Text shown:
§
Okay, thank you. So if I can go on, I saw SEC filings showing insider selling from both you and Dr. Wilson, can you shed some light on why you would sell shares soon after joining the company?

Sure. I can say categorically. I’ve never sold the single share of TapImmune. I'll also point out that, at my previous company I never sold the share of Bellicum, well, I was an executive there either. I took this position as CEO, which is I think that we've got a significant opportunity ahead of us. So I think what you may be referring to is confusion about the SEC filing about my initial stock grant, which can be confusing to interpret for people who aren’t used to reading SEC documents that is most of us. My initial stock grant upon accepting the position here is CEO is deemed to be compensation and seeing with my salary is. So like any company when your employer pays you, it’s compelled to withhold an appropriate percentage against federal and state taxes associated with it. So I assuming here that what you are referring to is that in the same way that the company withholds my salary that's been twice a month. They was held about 30% of my initial stock grant as standard tax withholding as company has did.

Okay. Thank you. That clarifies. Thanks. So then I guess my last question is, I see that guys have $7.6 million on the balance sheet, so what is your current cash right away?

Hey thanks [indiscernible], this is Michael. Over the last two quarters, we've been using about $2 million a quarter for operations. So if you want to use that as a run rate going forward and adding some incremental spending to our ovarian cancer trial moving forward, that math would put us into Q3 of 2018. While we always have the ability to slow the enrollment in the trials that's certainly not ideal and certainly something that's not planned. We've discussed additional financing activities and we certainly will not be waiting until a late Q2 or early Q3 timeframe to address. So it's on our radar, and it's something that will be actively we’re looking into.

All right. Thanks. That’s all my questions.

Thanks Clara.

Our next question is from Karl Malden [ph] a Private Investor. Please go ahead.

Hey, thank you all so much for the call. You mentioned that you are interested in pursuing opportunities to build out the pipeline. Can you go into any further detail on what types of assets that you're going to look for?
§
Document understanding data:
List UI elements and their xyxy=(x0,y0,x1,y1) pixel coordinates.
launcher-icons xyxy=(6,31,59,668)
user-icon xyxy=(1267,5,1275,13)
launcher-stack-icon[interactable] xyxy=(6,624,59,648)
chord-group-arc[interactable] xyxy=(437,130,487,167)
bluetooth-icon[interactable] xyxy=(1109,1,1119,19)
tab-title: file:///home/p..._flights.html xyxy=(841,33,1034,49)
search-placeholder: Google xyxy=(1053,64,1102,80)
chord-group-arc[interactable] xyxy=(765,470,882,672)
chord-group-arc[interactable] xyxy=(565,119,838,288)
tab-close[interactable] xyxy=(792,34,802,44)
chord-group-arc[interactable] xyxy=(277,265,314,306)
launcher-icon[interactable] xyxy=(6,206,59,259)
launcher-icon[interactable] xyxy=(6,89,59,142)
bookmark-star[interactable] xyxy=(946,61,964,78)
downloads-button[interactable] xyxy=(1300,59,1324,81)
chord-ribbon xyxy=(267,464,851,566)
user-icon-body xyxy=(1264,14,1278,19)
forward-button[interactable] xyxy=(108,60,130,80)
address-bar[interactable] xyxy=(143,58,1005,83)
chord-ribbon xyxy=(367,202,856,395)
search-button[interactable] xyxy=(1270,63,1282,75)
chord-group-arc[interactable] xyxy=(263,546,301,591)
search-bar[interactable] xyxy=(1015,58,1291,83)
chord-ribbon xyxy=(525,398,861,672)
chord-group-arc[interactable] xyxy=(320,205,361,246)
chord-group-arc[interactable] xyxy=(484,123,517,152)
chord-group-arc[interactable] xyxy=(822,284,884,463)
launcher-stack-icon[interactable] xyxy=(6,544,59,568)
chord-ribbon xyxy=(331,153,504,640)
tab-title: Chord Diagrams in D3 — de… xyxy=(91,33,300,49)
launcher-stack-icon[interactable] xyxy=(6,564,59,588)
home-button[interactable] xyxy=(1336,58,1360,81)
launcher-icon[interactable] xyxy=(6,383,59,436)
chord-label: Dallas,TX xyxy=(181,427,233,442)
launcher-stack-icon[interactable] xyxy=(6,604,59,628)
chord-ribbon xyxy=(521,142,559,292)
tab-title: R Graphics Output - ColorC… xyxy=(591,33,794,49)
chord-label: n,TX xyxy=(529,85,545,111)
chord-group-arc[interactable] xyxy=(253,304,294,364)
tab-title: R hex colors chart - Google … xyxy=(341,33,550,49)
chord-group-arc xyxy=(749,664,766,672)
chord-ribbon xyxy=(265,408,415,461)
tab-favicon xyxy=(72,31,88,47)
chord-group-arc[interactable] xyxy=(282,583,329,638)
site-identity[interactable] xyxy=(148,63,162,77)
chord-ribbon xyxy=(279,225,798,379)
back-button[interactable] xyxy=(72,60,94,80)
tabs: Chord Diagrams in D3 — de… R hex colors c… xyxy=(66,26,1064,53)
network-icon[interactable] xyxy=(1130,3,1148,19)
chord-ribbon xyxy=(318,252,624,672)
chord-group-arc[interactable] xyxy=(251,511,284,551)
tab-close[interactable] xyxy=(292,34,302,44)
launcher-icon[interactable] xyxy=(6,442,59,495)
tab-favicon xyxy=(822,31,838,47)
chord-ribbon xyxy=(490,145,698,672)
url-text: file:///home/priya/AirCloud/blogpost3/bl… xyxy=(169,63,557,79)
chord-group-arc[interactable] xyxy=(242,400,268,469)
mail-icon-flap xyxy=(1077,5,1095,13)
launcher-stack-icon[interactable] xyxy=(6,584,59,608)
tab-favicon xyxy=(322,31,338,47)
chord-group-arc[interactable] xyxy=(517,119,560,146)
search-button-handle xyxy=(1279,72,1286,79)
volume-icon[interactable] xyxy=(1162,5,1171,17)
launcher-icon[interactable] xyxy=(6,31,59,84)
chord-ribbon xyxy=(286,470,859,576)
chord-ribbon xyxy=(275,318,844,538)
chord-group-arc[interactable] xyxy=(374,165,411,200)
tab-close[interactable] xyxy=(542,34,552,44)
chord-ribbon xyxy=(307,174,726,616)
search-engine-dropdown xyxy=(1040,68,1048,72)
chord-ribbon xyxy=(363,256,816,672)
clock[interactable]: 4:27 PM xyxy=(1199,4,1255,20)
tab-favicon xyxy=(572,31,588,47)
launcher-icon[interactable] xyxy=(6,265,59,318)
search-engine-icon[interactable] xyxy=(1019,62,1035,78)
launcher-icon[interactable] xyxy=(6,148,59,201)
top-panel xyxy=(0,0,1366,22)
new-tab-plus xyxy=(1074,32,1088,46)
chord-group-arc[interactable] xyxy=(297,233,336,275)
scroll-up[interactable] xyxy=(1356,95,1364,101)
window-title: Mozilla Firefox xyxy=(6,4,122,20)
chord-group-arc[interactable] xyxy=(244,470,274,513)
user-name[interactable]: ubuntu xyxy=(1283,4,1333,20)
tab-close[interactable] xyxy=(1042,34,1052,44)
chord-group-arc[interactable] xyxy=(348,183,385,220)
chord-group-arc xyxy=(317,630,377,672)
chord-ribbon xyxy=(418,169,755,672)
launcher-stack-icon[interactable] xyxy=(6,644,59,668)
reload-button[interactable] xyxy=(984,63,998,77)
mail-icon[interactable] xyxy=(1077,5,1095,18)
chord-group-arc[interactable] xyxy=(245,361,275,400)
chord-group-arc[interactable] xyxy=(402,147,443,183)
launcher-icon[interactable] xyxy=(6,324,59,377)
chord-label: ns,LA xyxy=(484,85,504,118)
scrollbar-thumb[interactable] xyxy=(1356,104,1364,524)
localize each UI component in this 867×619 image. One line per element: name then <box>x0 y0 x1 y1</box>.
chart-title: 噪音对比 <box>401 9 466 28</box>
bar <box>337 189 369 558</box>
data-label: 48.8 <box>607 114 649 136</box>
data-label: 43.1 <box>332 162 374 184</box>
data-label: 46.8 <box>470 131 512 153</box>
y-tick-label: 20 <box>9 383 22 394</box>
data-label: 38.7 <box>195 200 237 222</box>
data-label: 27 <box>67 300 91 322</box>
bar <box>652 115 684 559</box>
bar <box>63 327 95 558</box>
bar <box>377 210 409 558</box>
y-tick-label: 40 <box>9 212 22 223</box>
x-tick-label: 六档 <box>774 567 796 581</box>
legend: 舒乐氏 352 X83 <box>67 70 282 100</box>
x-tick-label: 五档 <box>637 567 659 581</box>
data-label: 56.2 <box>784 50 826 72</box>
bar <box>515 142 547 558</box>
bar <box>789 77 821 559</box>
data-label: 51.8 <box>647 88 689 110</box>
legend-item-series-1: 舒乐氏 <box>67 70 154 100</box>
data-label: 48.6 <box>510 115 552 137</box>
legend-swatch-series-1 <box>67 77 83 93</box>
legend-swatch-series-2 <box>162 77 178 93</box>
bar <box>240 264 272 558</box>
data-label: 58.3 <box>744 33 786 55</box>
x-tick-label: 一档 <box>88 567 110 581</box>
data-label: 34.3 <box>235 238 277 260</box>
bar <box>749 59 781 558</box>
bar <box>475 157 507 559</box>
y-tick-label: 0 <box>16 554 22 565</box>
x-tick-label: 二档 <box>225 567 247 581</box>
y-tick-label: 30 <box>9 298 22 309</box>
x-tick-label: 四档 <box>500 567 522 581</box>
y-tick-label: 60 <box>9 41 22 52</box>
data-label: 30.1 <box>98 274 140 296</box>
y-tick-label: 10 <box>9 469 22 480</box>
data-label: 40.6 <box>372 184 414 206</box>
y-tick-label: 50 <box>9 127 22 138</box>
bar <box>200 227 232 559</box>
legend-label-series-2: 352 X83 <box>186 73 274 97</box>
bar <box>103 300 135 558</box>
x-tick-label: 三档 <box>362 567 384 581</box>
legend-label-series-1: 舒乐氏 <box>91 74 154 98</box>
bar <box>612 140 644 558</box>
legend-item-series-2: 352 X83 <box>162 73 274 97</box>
§
Task goal: Extract the passage of the call transcript from "Okay. Thank you." to "cash right away?", inclusive. The rows were taken from a separate source and are unrelated to the call transcript.

Response:
Okay. Thank you. That clarifies. Thanks. So then I guess my last question is, I see that guys have $7.6 million on the balance sheet, so what is your current cash right away?